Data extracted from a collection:
---*---

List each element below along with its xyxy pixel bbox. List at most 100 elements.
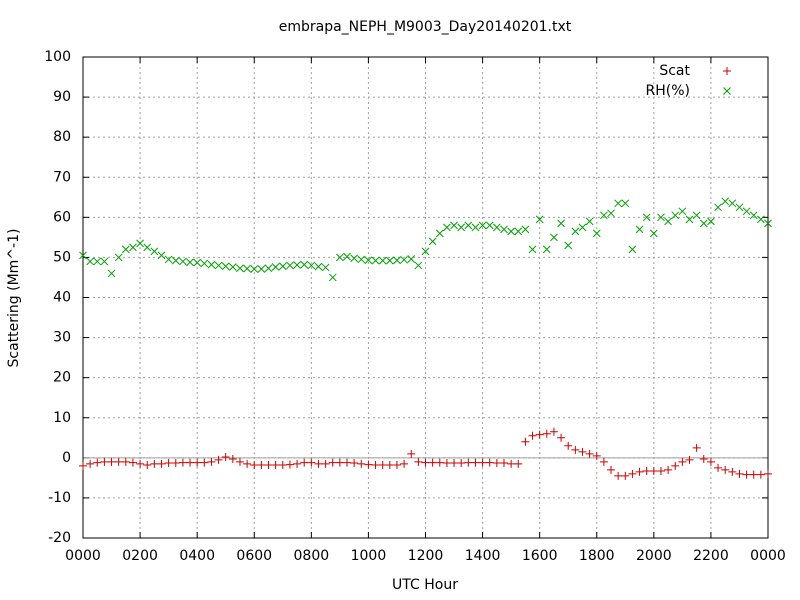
y-tick-label: 100 xyxy=(44,49,71,65)
point xyxy=(79,251,87,260)
point xyxy=(100,257,109,266)
point xyxy=(714,203,722,212)
x-tick-label: 1000 xyxy=(351,548,387,564)
point xyxy=(107,269,116,278)
point xyxy=(385,461,394,470)
point xyxy=(271,263,280,271)
point xyxy=(214,455,223,464)
point xyxy=(450,221,458,230)
x-tick-label: 1400 xyxy=(465,548,501,564)
point xyxy=(585,217,594,226)
point xyxy=(557,219,565,228)
point xyxy=(692,443,701,452)
point xyxy=(478,458,487,467)
point xyxy=(499,459,508,468)
legend-marker xyxy=(723,67,731,75)
point xyxy=(407,255,416,263)
point xyxy=(442,459,451,468)
point xyxy=(250,461,259,470)
point xyxy=(371,461,380,470)
point xyxy=(421,247,430,256)
point xyxy=(457,459,466,468)
y-tick-label: 40 xyxy=(53,290,71,306)
point xyxy=(79,461,87,470)
point xyxy=(207,260,216,269)
chart-title: embrapa_NEPH_M9003_Day20140201.txt xyxy=(279,19,572,35)
point xyxy=(507,227,515,236)
point xyxy=(443,223,451,232)
point xyxy=(343,252,351,261)
point xyxy=(492,459,501,468)
point xyxy=(578,223,587,232)
legend-marker xyxy=(723,87,731,95)
point xyxy=(114,253,123,262)
point xyxy=(228,455,237,464)
point xyxy=(728,199,737,208)
point xyxy=(114,457,123,466)
legend-label: RH(%) xyxy=(646,83,690,99)
point xyxy=(592,451,601,460)
x-tick-label: 2000 xyxy=(636,548,672,564)
point xyxy=(599,457,608,466)
point xyxy=(157,459,166,468)
point xyxy=(278,262,287,271)
point xyxy=(557,433,566,442)
point xyxy=(678,207,687,216)
point xyxy=(756,470,765,479)
point xyxy=(150,459,159,468)
point xyxy=(485,458,494,467)
point xyxy=(228,263,237,271)
point xyxy=(207,457,216,466)
point xyxy=(378,256,387,265)
point xyxy=(264,461,273,470)
point xyxy=(393,256,401,265)
point xyxy=(707,217,715,226)
point xyxy=(214,261,223,270)
point xyxy=(735,203,744,212)
point xyxy=(129,243,137,252)
point xyxy=(321,459,330,468)
point xyxy=(471,223,480,232)
point xyxy=(378,461,387,470)
point xyxy=(250,265,259,273)
point xyxy=(528,431,537,440)
legend-label: Scat xyxy=(659,63,690,79)
y-tick-label: 30 xyxy=(53,330,71,346)
y-tick-label: 60 xyxy=(53,209,71,225)
point xyxy=(121,245,130,254)
point xyxy=(435,458,444,467)
y-tick-label: 20 xyxy=(53,370,71,386)
point xyxy=(128,458,137,467)
point xyxy=(678,457,687,466)
point xyxy=(235,457,244,466)
point xyxy=(642,213,651,222)
point xyxy=(93,257,102,266)
x-tick-label: 0600 xyxy=(236,548,272,564)
point xyxy=(150,247,159,256)
point xyxy=(549,427,558,436)
point xyxy=(671,211,680,220)
plot-border xyxy=(82,56,769,539)
point xyxy=(157,251,166,260)
point xyxy=(385,256,394,265)
point xyxy=(578,447,587,456)
point xyxy=(414,457,423,466)
point xyxy=(635,467,644,476)
y-tick-label: 0 xyxy=(62,450,71,466)
point xyxy=(478,221,487,230)
point xyxy=(464,221,473,230)
point xyxy=(649,229,658,238)
point xyxy=(721,197,730,206)
x-tick-label: 0200 xyxy=(122,548,158,564)
point xyxy=(243,459,252,468)
point xyxy=(164,459,173,468)
point xyxy=(335,458,344,467)
point xyxy=(178,458,187,467)
point xyxy=(221,453,230,462)
point xyxy=(757,215,765,224)
point xyxy=(528,245,537,254)
point xyxy=(685,215,694,224)
point xyxy=(607,465,616,474)
point xyxy=(257,461,266,470)
x-tick-label: 1600 xyxy=(522,548,558,564)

---*---

_WRITTEN INSTRUCTION:_ Rewrite the items above, changing every "legend-label" to "legend-text" and keeping everything else the same. Leave the pictures out of your answer.

_RESPONSE:_
List each element below along with its xyxy pixel bbox. List at most 100 elements.
y-tick-label: 100 xyxy=(44,49,71,65)
point xyxy=(79,251,87,260)
point xyxy=(100,257,109,266)
point xyxy=(714,203,722,212)
x-tick-label: 1000 xyxy=(351,548,387,564)
point xyxy=(107,269,116,278)
point xyxy=(385,461,394,470)
point xyxy=(271,263,280,271)
point xyxy=(214,455,223,464)
point xyxy=(450,221,458,230)
x-tick-label: 1400 xyxy=(465,548,501,564)
point xyxy=(585,217,594,226)
point xyxy=(557,219,565,228)
point xyxy=(692,443,701,452)
point xyxy=(478,458,487,467)
point xyxy=(499,459,508,468)
legend-marker xyxy=(723,67,731,75)
point xyxy=(407,255,416,263)
point xyxy=(442,459,451,468)
point xyxy=(250,461,259,470)
point xyxy=(371,461,380,470)
point xyxy=(421,247,430,256)
point xyxy=(457,459,466,468)
y-tick-label: 40 xyxy=(53,290,71,306)
point xyxy=(79,461,87,470)
point xyxy=(207,260,216,269)
chart-title: embrapa_NEPH_M9003_Day20140201.txt xyxy=(279,19,572,35)
point xyxy=(507,227,515,236)
point xyxy=(443,223,451,232)
point xyxy=(343,252,351,261)
point xyxy=(492,459,501,468)
point xyxy=(578,223,587,232)
legend-marker xyxy=(723,87,731,95)
point xyxy=(114,253,123,262)
point xyxy=(228,455,237,464)
point xyxy=(728,199,737,208)
point xyxy=(114,457,123,466)
legend-text: RH(%) xyxy=(646,83,690,99)
point xyxy=(592,451,601,460)
x-tick-label: 2000 xyxy=(636,548,672,564)
point xyxy=(599,457,608,466)
point xyxy=(157,459,166,468)
point xyxy=(278,262,287,271)
point xyxy=(557,433,566,442)
point xyxy=(678,207,687,216)
point xyxy=(756,470,765,479)
point xyxy=(150,459,159,468)
point xyxy=(485,458,494,467)
point xyxy=(228,263,237,271)
point xyxy=(207,457,216,466)
point xyxy=(378,256,387,265)
point xyxy=(264,461,273,470)
point xyxy=(393,256,401,265)
point xyxy=(707,217,715,226)
point xyxy=(214,261,223,270)
point xyxy=(735,203,744,212)
point xyxy=(129,243,137,252)
point xyxy=(321,459,330,468)
point xyxy=(471,223,480,232)
point xyxy=(378,461,387,470)
point xyxy=(250,265,259,273)
point xyxy=(528,431,537,440)
legend-text: Scat xyxy=(659,63,690,79)
y-tick-label: 30 xyxy=(53,330,71,346)
y-tick-label: 60 xyxy=(53,209,71,225)
point xyxy=(121,245,130,254)
point xyxy=(435,458,444,467)
y-tick-label: 20 xyxy=(53,370,71,386)
point xyxy=(128,458,137,467)
point xyxy=(678,457,687,466)
point xyxy=(235,457,244,466)
point xyxy=(642,213,651,222)
point xyxy=(93,257,102,266)
x-tick-label: 0600 xyxy=(236,548,272,564)
point xyxy=(150,247,159,256)
point xyxy=(549,427,558,436)
point xyxy=(671,211,680,220)
plot-border xyxy=(82,56,769,539)
point xyxy=(157,251,166,260)
point xyxy=(385,256,394,265)
point xyxy=(578,447,587,456)
point xyxy=(414,457,423,466)
point xyxy=(635,467,644,476)
y-tick-label: 0 xyxy=(62,450,71,466)
point xyxy=(478,221,487,230)
point xyxy=(464,221,473,230)
point xyxy=(649,229,658,238)
point xyxy=(721,197,730,206)
x-tick-label: 0200 xyxy=(122,548,158,564)
point xyxy=(243,459,252,468)
point xyxy=(164,459,173,468)
point xyxy=(335,458,344,467)
point xyxy=(178,458,187,467)
point xyxy=(221,453,230,462)
point xyxy=(757,215,765,224)
point xyxy=(528,245,537,254)
point xyxy=(685,215,694,224)
point xyxy=(607,465,616,474)
point xyxy=(257,461,266,470)
x-tick-label: 1600 xyxy=(522,548,558,564)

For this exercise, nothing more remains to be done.